■ **EXERCISE DESCRIPTION**
State how many lines in the entries below contain "high". Write nothing but the number.

>> START RECORDS SHOWN

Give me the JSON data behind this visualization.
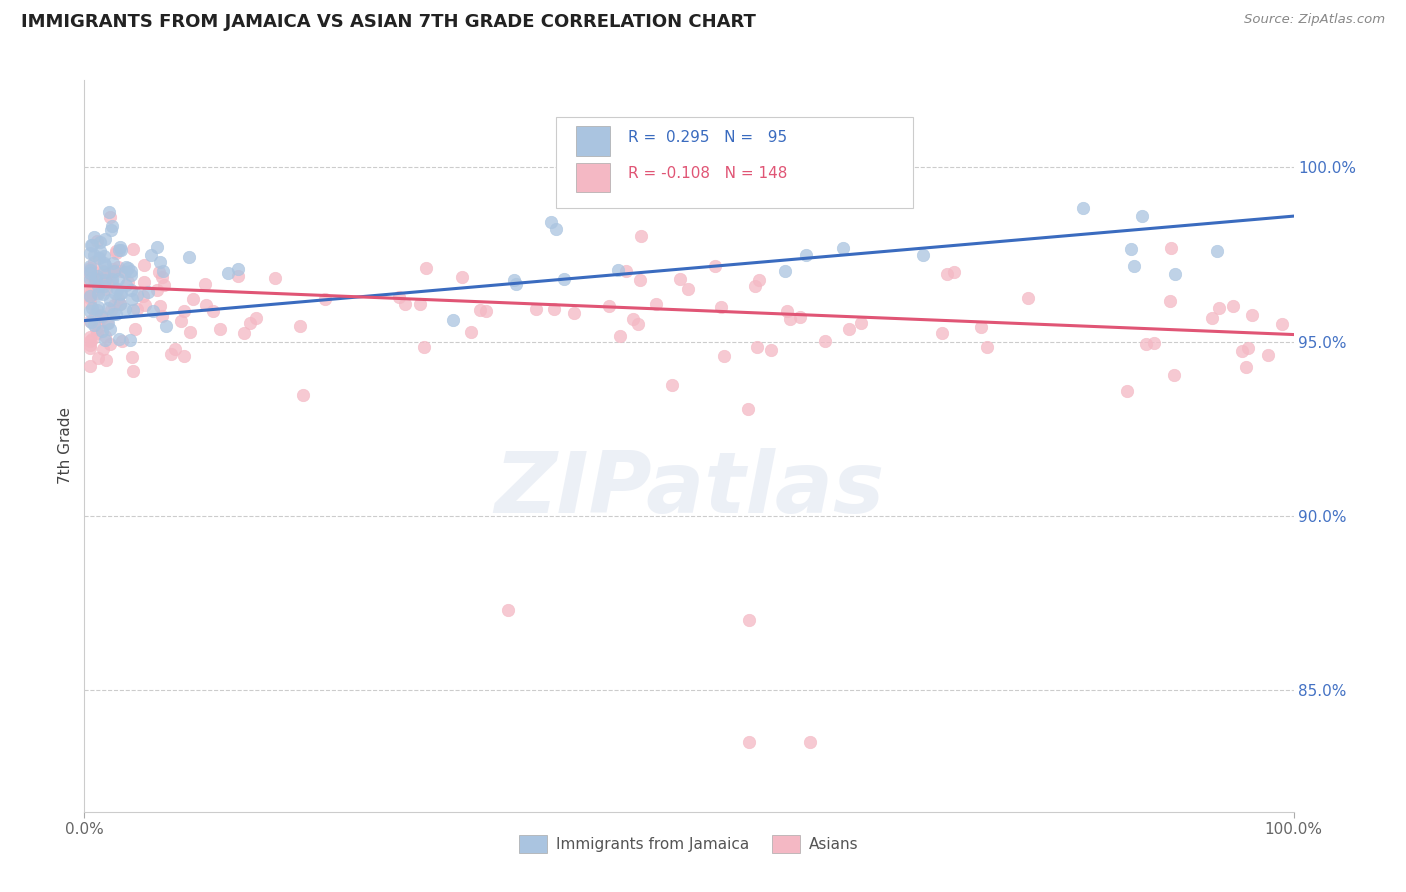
{
  "title": "IMMIGRANTS FROM JAMAICA VS ASIAN 7TH GRADE CORRELATION CHART",
  "source": "Source: ZipAtlas.com",
  "ylabel": "7th Grade",
  "xlim": [
    0.0,
    1.0
  ],
  "ylim": [
    0.815,
    1.025
  ],
  "yticks": [
    0.85,
    0.9,
    0.95,
    1.0
  ],
  "ytick_labels": [
    "85.0%",
    "90.0%",
    "95.0%",
    "100.0%"
  ],
  "blue_color": "#aac4e0",
  "pink_color": "#f4b8c4",
  "blue_line_color": "#3a6bbf",
  "pink_line_color": "#e05575",
  "R_blue": 0.295,
  "N_blue": 95,
  "R_pink": -0.108,
  "N_pink": 148,
  "blue_slope": 0.03,
  "blue_intercept": 0.956,
  "pink_slope": -0.014,
  "pink_intercept": 0.966,
  "watermark": "ZIPatlas",
  "marker_size": 80,
  "marker_alpha": 0.75
}
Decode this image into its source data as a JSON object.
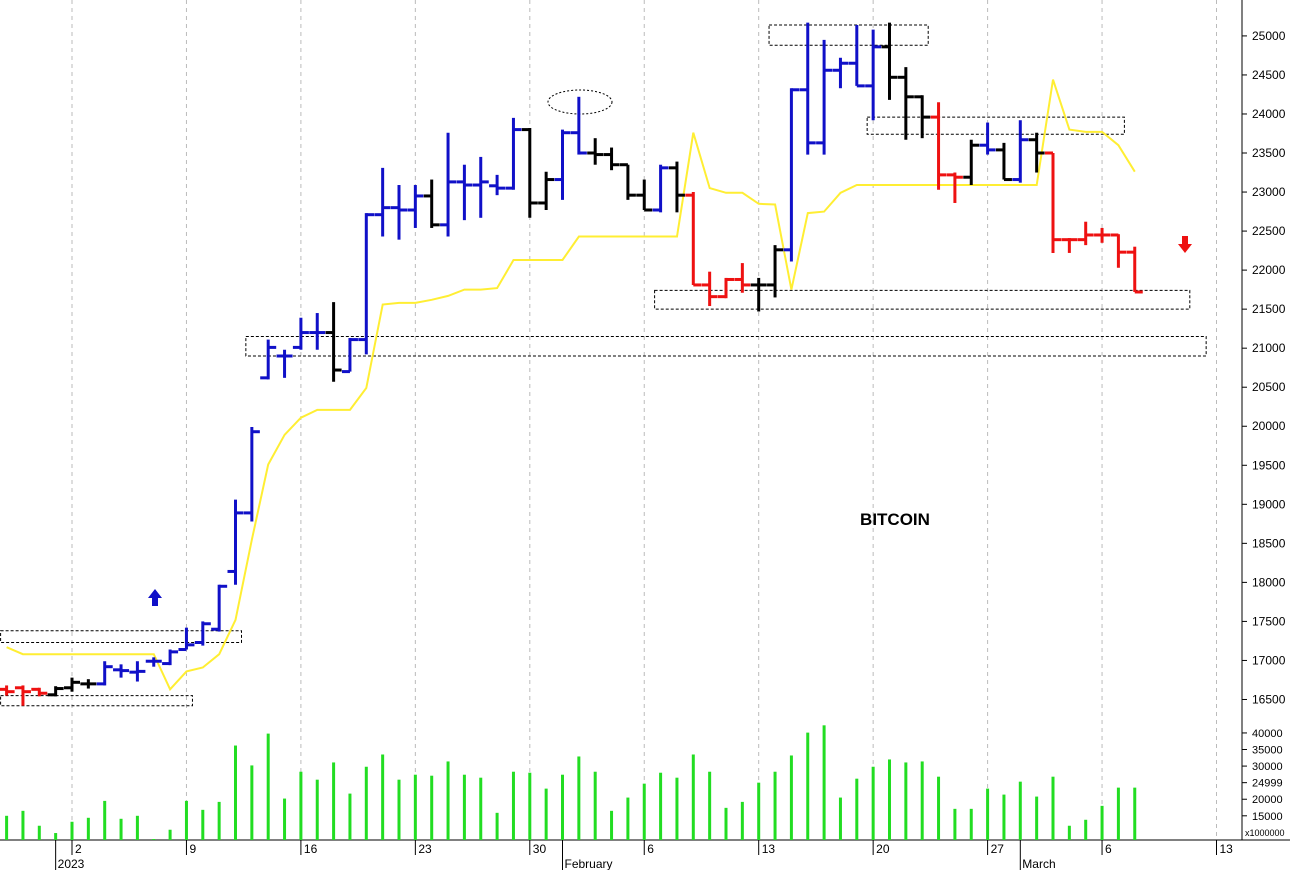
{
  "chart_data": {
    "type": "ohlc",
    "annotation": "BITCOIN",
    "x": [
      "2022-12-29",
      "2022-12-30",
      "2022-12-31",
      "2023-01-01",
      "2023-01-02",
      "2023-01-03",
      "2023-01-04",
      "2023-01-05",
      "2023-01-06",
      "2023-01-07",
      "2023-01-08",
      "2023-01-09",
      "2023-01-10",
      "2023-01-11",
      "2023-01-12",
      "2023-01-13",
      "2023-01-14",
      "2023-01-15",
      "2023-01-16",
      "2023-01-17",
      "2023-01-18",
      "2023-01-19",
      "2023-01-20",
      "2023-01-21",
      "2023-01-22",
      "2023-01-23",
      "2023-01-24",
      "2023-01-25",
      "2023-01-26",
      "2023-01-27",
      "2023-01-28",
      "2023-01-29",
      "2023-01-30",
      "2023-01-31",
      "2023-02-01",
      "2023-02-02",
      "2023-02-03",
      "2023-02-04",
      "2023-02-05",
      "2023-02-06",
      "2023-02-07",
      "2023-02-08",
      "2023-02-09",
      "2023-02-10",
      "2023-02-11",
      "2023-02-12",
      "2023-02-13",
      "2023-02-14",
      "2023-02-15",
      "2023-02-16",
      "2023-02-17",
      "2023-02-18",
      "2023-02-19",
      "2023-02-20",
      "2023-02-21",
      "2023-02-22",
      "2023-02-23",
      "2023-02-24",
      "2023-02-25",
      "2023-02-26",
      "2023-02-27",
      "2023-02-28",
      "2023-03-01",
      "2023-03-02",
      "2023-03-03",
      "2023-03-04",
      "2023-03-05",
      "2023-03-06",
      "2023-03-07",
      "2023-03-08"
    ],
    "open": [
      16630,
      16650,
      16630,
      16560,
      16650,
      16700,
      16700,
      16880,
      16850,
      16990,
      16960,
      17140,
      17230,
      17400,
      18140,
      18890,
      20620,
      20900,
      21010,
      21200,
      21200,
      20700,
      21110,
      22710,
      22800,
      22770,
      22950,
      22580,
      23130,
      23090,
      23080,
      23050,
      23800,
      22860,
      23160,
      23760,
      23500,
      23480,
      23350,
      22960,
      22770,
      23310,
      22960,
      21810,
      21660,
      21880,
      21810,
      21810,
      22260,
      24310,
      23630,
      24560,
      24650,
      24360,
      24860,
      24470,
      24220,
      23960,
      23220,
      23190,
      23600,
      23540,
      23160,
      23670,
      23500,
      22390,
      22390,
      22450,
      22450,
      22230
    ],
    "high": [
      16680,
      16680,
      16650,
      16670,
      16780,
      16760,
      16990,
      16950,
      16990,
      17040,
      17140,
      17420,
      17500,
      17970,
      19060,
      19990,
      21110,
      20980,
      21390,
      21450,
      21590,
      21130,
      22730,
      23310,
      23090,
      23090,
      23160,
      23760,
      23350,
      23450,
      23220,
      23950,
      23820,
      23260,
      23800,
      24220,
      23690,
      23570,
      23350,
      23160,
      23350,
      23390,
      23000,
      21980,
      21900,
      22090,
      21900,
      22320,
      24330,
      25170,
      24950,
      24720,
      25140,
      25080,
      25170,
      24600,
      24240,
      24150,
      23250,
      23670,
      23890,
      23630,
      23920,
      23760,
      23500,
      22410,
      22620,
      22540,
      22460,
      22300
    ],
    "low": [
      16550,
      16420,
      16540,
      16540,
      16600,
      16640,
      16680,
      16780,
      16730,
      16920,
      16940,
      17140,
      17190,
      17370,
      17970,
      18780,
      20600,
      20620,
      20980,
      20980,
      20570,
      20700,
      20920,
      22430,
      22390,
      22540,
      22540,
      22430,
      22640,
      22670,
      22960,
      23030,
      22670,
      22770,
      22900,
      23480,
      23350,
      23280,
      22900,
      22770,
      22740,
      22740,
      21810,
      21540,
      21640,
      21710,
      21470,
      21650,
      22110,
      23480,
      23480,
      24330,
      24360,
      23920,
      24180,
      23670,
      23690,
      23030,
      22860,
      23090,
      23480,
      23160,
      23120,
      23250,
      22220,
      22220,
      22320,
      22350,
      22030,
      21720
    ],
    "close": [
      16600,
      16600,
      16580,
      16640,
      16720,
      16700,
      16920,
      16870,
      16860,
      16990,
      17110,
      17200,
      17470,
      17950,
      18890,
      19930,
      21010,
      20900,
      21200,
      21200,
      20720,
      21110,
      22710,
      22800,
      22770,
      22950,
      22580,
      23130,
      23090,
      23130,
      23050,
      23800,
      22860,
      23160,
      23760,
      23500,
      23480,
      23350,
      22960,
      22770,
      23310,
      22960,
      21810,
      21660,
      21880,
      21810,
      21810,
      22260,
      24310,
      23630,
      24560,
      24650,
      24360,
      24860,
      24470,
      24220,
      23960,
      23220,
      23190,
      23600,
      23540,
      23160,
      23670,
      23500,
      22390,
      22390,
      22450,
      22450,
      22230,
      21720
    ],
    "bar_colors": [
      "#ee1111",
      "#ee1111",
      "#ee1111",
      "#000000",
      "#000000",
      "#000000",
      "#1010c8",
      "#1010c8",
      "#1010c8",
      "#1010c8",
      "#1010c8",
      "#1010c8",
      "#1010c8",
      "#1010c8",
      "#1010c8",
      "#1010c8",
      "#1010c8",
      "#1010c8",
      "#1010c8",
      "#1010c8",
      "#000000",
      "#1010c8",
      "#1010c8",
      "#1010c8",
      "#1010c8",
      "#1010c8",
      "#000000",
      "#1010c8",
      "#1010c8",
      "#1010c8",
      "#1010c8",
      "#1010c8",
      "#000000",
      "#000000",
      "#1010c8",
      "#1010c8",
      "#000000",
      "#000000",
      "#000000",
      "#000000",
      "#1010c8",
      "#000000",
      "#ee1111",
      "#ee1111",
      "#ee1111",
      "#ee1111",
      "#000000",
      "#000000",
      "#1010c8",
      "#1010c8",
      "#1010c8",
      "#1010c8",
      "#1010c8",
      "#1010c8",
      "#000000",
      "#000000",
      "#000000",
      "#ee1111",
      "#ee1111",
      "#000000",
      "#1010c8",
      "#000000",
      "#1010c8",
      "#000000",
      "#ee1111",
      "#ee1111",
      "#ee1111",
      "#ee1111",
      "#ee1111",
      "#ee1111"
    ],
    "line": {
      "color": "#ffee33",
      "values": [
        17170,
        17080,
        17080,
        17080,
        17080,
        17080,
        17080,
        17080,
        17080,
        17080,
        16630,
        16860,
        16910,
        17080,
        17520,
        18550,
        19510,
        19890,
        20110,
        20210,
        20210,
        20210,
        20490,
        21560,
        21580,
        21580,
        21620,
        21670,
        21750,
        21750,
        21770,
        22130,
        22130,
        22130,
        22130,
        22430,
        22430,
        22430,
        22430,
        22430,
        22430,
        22430,
        23760,
        23050,
        22990,
        22990,
        22850,
        22840,
        21750,
        22730,
        22750,
        22990,
        23090,
        23090,
        23090,
        23090,
        23090,
        23090,
        23090,
        23090,
        23090,
        23090,
        23090,
        23090,
        24440,
        23800,
        23770,
        23770,
        23600,
        23260
      ]
    },
    "zones": [
      {
        "from": "2022-12-29",
        "to": "2023-01-12",
        "low": 17230,
        "high": 17380
      },
      {
        "from": "2022-12-29",
        "to": "2023-01-09",
        "low": 16420,
        "high": 16550
      },
      {
        "from": "2023-01-13",
        "to": "2023-03-12",
        "low": 20900,
        "high": 21150
      },
      {
        "from": "2023-02-07",
        "to": "2023-03-11",
        "low": 21500,
        "high": 21740
      },
      {
        "from": "2023-02-14",
        "to": "2023-02-23",
        "low": 24880,
        "high": 25140
      },
      {
        "from": "2023-02-20",
        "to": "2023-03-07",
        "low": 23740,
        "high": 23960
      }
    ],
    "ylim": [
      16250,
      25460
    ],
    "yticks": [
      16500,
      17000,
      17500,
      18000,
      18500,
      19000,
      19500,
      20000,
      20500,
      21000,
      21500,
      22000,
      22500,
      23000,
      23500,
      24000,
      24500,
      25000
    ],
    "volume": [
      15000,
      16500,
      12000,
      9800,
      13200,
      14400,
      19500,
      14100,
      15000,
      8000,
      10800,
      19500,
      16800,
      19200,
      36200,
      30200,
      39800,
      20200,
      28300,
      25900,
      31100,
      21700,
      29800,
      33500,
      25900,
      27400,
      27100,
      31400,
      27400,
      26500,
      15900,
      28300,
      28000,
      23200,
      27400,
      32900,
      28300,
      16500,
      20500,
      24700,
      28000,
      26500,
      33500,
      28300,
      17400,
      19200,
      25000,
      28300,
      33200,
      40100,
      42300,
      20500,
      26200,
      29800,
      32000,
      31100,
      31400,
      26800,
      17100,
      17100,
      23200,
      21400,
      25300,
      20800,
      26800,
      12000,
      13800,
      18000,
      23500,
      23500
    ],
    "volume_color": "#22dd22",
    "volume_ylim": [
      7700,
      43000
    ],
    "volume_yticks": [
      15000,
      20000,
      24999,
      30000,
      35000,
      40000
    ],
    "volume_axis_label": "x1000000",
    "xticks": [
      {
        "value": "2023-01-02",
        "label": "2"
      },
      {
        "value": "2023-01-09",
        "label": "9"
      },
      {
        "value": "2023-01-16",
        "label": "16"
      },
      {
        "value": "2023-01-23",
        "label": "23"
      },
      {
        "value": "2023-01-30",
        "label": "30"
      },
      {
        "value": "2023-02-06",
        "label": "6"
      },
      {
        "value": "2023-02-13",
        "label": "13"
      },
      {
        "value": "2023-02-20",
        "label": "20"
      },
      {
        "value": "2023-02-27",
        "label": "27"
      },
      {
        "value": "2023-03-06",
        "label": "6"
      },
      {
        "value": "2023-03-13",
        "label": "13"
      }
    ],
    "month_labels": [
      {
        "value": "2023-01-01",
        "label": "2023"
      },
      {
        "value": "2023-02-01",
        "label": "February"
      },
      {
        "value": "2023-03-01",
        "label": "March"
      }
    ],
    "grid": true
  }
}
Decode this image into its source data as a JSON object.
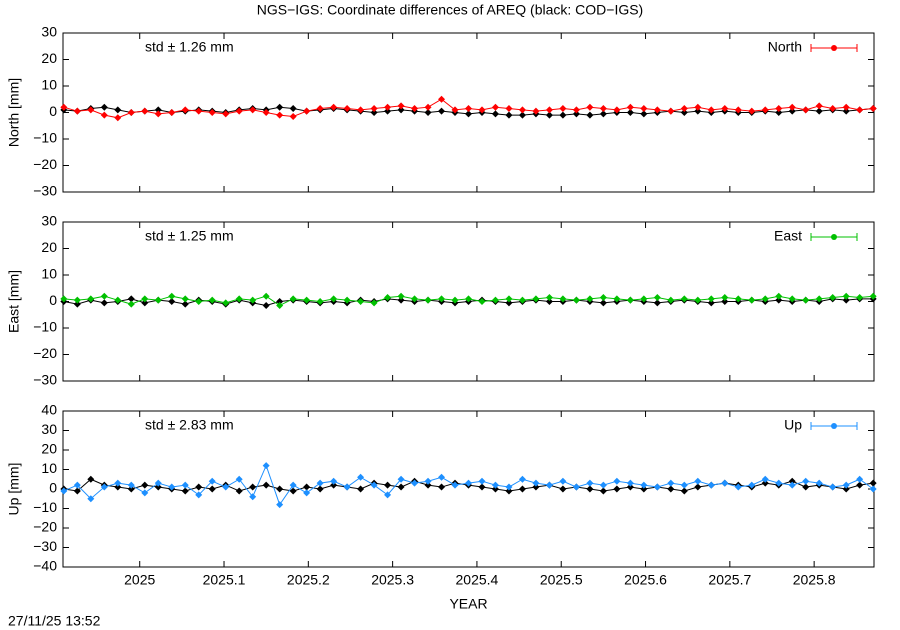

>> END RECORDS SHOWN

■ **RESPONSE**
7